The records:

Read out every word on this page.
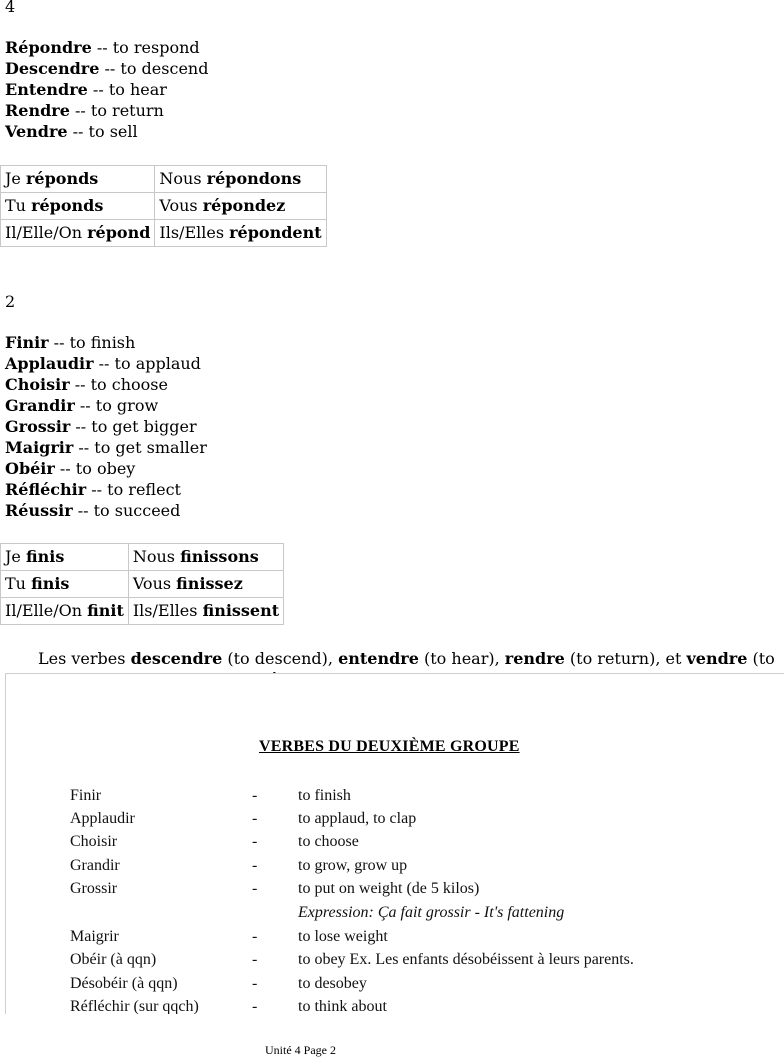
4
Répondre -- to respond
Descendre -- to descend
Entendre -- to hear
Rendre -- to return
Vendre -- to sell
Je réponds	Nous répondons
Tu réponds	Vous répondez
Il/Elle/On répond	Ils/Elles répondent
2
Finir -- to finish
Applaudir -- to applaud
Choisir -- to choose
Grandir -- to grow
Grossir -- to get bigger
Maigrir -- to get smaller
Obéir -- to obey
Réfléchir -- to reflect
Réussir -- to succeed
Je finis	Nous finissons
Tu finis	Vous finissez
Il/Elle/On finit	Ils/Elles finissent
Les verbes descendre (to descend), entendre (to hear), rendre (to return), et vendre (to
VERBES DU DEUXIÈME GROUPE
Finir	-	to finish
Applaudir	-	to applaud, to clap
Choisir	-	to choose
Grandir	-	to grow, grow up
Grossir	-	to put on weight (de 5 kilos)
Expression: Ça fait grossir - It's fattening
Maigrir	-	to lose weight
Obéir (à qqn)	-	to obey Ex. Les enfants désobéissent à leurs parents.
Désobéir (à qqn)	-	to desobey
Réfléchir (sur qqch)	-	to think about
Unité 4 Page 2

Task objective:
Scan the material above for the string "hear" and report each line where you find it.

Answer to the problem:
Entendre -- to hear
Les verbes descendre (to descend), entendre (to hear), rendre (to return), et vendre (to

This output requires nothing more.